··· Raw data ···

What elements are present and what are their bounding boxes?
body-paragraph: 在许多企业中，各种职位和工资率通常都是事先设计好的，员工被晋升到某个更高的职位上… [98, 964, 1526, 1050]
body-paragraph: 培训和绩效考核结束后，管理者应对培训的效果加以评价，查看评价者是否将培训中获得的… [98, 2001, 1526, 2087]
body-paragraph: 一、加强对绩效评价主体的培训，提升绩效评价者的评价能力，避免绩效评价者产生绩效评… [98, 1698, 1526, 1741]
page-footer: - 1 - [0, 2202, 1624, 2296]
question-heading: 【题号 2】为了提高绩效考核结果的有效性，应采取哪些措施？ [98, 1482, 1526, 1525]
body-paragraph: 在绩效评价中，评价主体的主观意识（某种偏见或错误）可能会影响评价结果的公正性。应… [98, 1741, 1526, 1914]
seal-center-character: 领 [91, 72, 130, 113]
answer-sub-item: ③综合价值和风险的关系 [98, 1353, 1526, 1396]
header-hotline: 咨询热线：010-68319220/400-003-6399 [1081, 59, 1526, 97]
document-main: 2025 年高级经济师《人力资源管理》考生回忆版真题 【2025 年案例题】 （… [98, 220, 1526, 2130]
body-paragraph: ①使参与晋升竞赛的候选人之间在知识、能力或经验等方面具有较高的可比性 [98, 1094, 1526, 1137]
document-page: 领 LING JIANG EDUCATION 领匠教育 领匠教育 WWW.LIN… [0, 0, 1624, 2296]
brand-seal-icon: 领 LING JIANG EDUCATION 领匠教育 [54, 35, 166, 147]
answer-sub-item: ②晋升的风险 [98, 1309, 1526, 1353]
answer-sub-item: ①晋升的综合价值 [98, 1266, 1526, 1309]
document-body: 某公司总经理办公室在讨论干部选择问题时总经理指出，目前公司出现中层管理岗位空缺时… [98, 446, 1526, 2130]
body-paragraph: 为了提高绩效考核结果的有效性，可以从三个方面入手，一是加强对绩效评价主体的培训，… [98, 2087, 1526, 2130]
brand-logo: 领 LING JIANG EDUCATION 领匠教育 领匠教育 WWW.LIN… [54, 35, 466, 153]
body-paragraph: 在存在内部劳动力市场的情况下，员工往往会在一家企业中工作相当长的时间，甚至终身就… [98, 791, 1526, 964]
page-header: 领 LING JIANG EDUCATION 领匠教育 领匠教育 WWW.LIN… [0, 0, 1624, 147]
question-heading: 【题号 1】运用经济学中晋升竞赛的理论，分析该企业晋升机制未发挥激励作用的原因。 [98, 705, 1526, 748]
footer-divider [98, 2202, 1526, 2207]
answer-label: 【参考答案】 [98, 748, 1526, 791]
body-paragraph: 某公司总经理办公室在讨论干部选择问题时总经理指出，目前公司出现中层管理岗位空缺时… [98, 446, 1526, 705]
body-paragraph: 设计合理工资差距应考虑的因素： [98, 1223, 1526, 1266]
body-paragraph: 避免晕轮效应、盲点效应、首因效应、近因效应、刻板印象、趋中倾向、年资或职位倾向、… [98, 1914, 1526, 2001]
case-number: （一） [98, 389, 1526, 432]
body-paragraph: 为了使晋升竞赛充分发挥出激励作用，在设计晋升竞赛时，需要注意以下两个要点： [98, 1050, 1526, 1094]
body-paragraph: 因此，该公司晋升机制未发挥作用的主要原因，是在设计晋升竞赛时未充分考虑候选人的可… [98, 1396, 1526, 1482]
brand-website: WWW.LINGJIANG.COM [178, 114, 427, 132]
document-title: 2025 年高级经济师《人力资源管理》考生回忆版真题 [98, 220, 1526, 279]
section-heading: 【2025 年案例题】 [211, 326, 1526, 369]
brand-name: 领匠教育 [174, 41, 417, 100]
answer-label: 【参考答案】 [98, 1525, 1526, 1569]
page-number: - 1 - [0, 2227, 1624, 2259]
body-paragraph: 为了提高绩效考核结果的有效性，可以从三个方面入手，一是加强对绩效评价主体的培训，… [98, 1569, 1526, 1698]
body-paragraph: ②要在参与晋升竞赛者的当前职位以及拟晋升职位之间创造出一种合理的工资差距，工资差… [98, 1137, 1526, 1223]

···

Exercise details: Copy out all of the entries above, line by line, without changing a single character.

Exercise result:
What elements are present and what are their bounding boxes?
body-paragraph: 在许多企业中，各种职位和工资率通常都是事先设计好的，员工被晋升到某个更高的职位上… [98, 964, 1526, 1050]
body-paragraph: 培训和绩效考核结束后，管理者应对培训的效果加以评价，查看评价者是否将培训中获得的… [98, 2001, 1526, 2087]
body-paragraph: 一、加强对绩效评价主体的培训，提升绩效评价者的评价能力，避免绩效评价者产生绩效评… [98, 1698, 1526, 1741]
page-footer: - 1 - [0, 2202, 1624, 2296]
question-heading: 【题号 2】为了提高绩效考核结果的有效性，应采取哪些措施？ [98, 1482, 1526, 1525]
body-paragraph: 在绩效评价中，评价主体的主观意识（某种偏见或错误）可能会影响评价结果的公正性。应… [98, 1741, 1526, 1914]
seal-center-character: 领 [91, 72, 130, 113]
answer-sub-item: ③综合价值和风险的关系 [98, 1353, 1526, 1396]
header-hotline: 咨询热线：010-68319220/400-003-6399 [1081, 59, 1526, 97]
document-main: 2025 年高级经济师《人力资源管理》考生回忆版真题 【2025 年案例题】 （… [98, 220, 1526, 2130]
body-paragraph: ①使参与晋升竞赛的候选人之间在知识、能力或经验等方面具有较高的可比性 [98, 1094, 1526, 1137]
document-page: 领 LING JIANG EDUCATION 领匠教育 领匠教育 WWW.LIN… [0, 0, 1624, 2296]
brand-seal-icon: 领 LING JIANG EDUCATION 领匠教育 [54, 35, 166, 147]
answer-sub-item: ②晋升的风险 [98, 1309, 1526, 1353]
answer-sub-item: ①晋升的综合价值 [98, 1266, 1526, 1309]
document-body: 某公司总经理办公室在讨论干部选择问题时总经理指出，目前公司出现中层管理岗位空缺时… [98, 446, 1526, 2130]
body-paragraph: 为了提高绩效考核结果的有效性，可以从三个方面入手，一是加强对绩效评价主体的培训，… [98, 2087, 1526, 2130]
brand-logo: 领 LING JIANG EDUCATION 领匠教育 领匠教育 WWW.LIN… [54, 35, 466, 153]
body-paragraph: 在存在内部劳动力市场的情况下，员工往往会在一家企业中工作相当长的时间，甚至终身就… [98, 791, 1526, 964]
page-header: 领 LING JIANG EDUCATION 领匠教育 领匠教育 WWW.LIN… [0, 0, 1624, 147]
question-heading: 【题号 1】运用经济学中晋升竞赛的理论，分析该企业晋升机制未发挥激励作用的原因。 [98, 705, 1526, 748]
footer-divider [98, 2202, 1526, 2207]
answer-label: 【参考答案】 [98, 748, 1526, 791]
body-paragraph: 某公司总经理办公室在讨论干部选择问题时总经理指出，目前公司出现中层管理岗位空缺时… [98, 446, 1526, 705]
body-paragraph: 设计合理工资差距应考虑的因素： [98, 1223, 1526, 1266]
body-paragraph: 避免晕轮效应、盲点效应、首因效应、近因效应、刻板印象、趋中倾向、年资或职位倾向、… [98, 1914, 1526, 2001]
case-number: （一） [98, 389, 1526, 432]
body-paragraph: 为了使晋升竞赛充分发挥出激励作用，在设计晋升竞赛时，需要注意以下两个要点： [98, 1050, 1526, 1094]
body-paragraph: 因此，该公司晋升机制未发挥作用的主要原因，是在设计晋升竞赛时未充分考虑候选人的可… [98, 1396, 1526, 1482]
brand-website: WWW.LINGJIANG.COM [178, 114, 427, 132]
document-title: 2025 年高级经济师《人力资源管理》考生回忆版真题 [98, 220, 1526, 279]
section-heading: 【2025 年案例题】 [211, 326, 1526, 369]
brand-name: 领匠教育 [174, 41, 417, 100]
answer-label: 【参考答案】 [98, 1525, 1526, 1569]
page-number: - 1 - [0, 2227, 1624, 2259]
body-paragraph: 为了提高绩效考核结果的有效性，可以从三个方面入手，一是加强对绩效评价主体的培训，… [98, 1569, 1526, 1698]
body-paragraph: ②要在参与晋升竞赛者的当前职位以及拟晋升职位之间创造出一种合理的工资差距，工资差… [98, 1137, 1526, 1223]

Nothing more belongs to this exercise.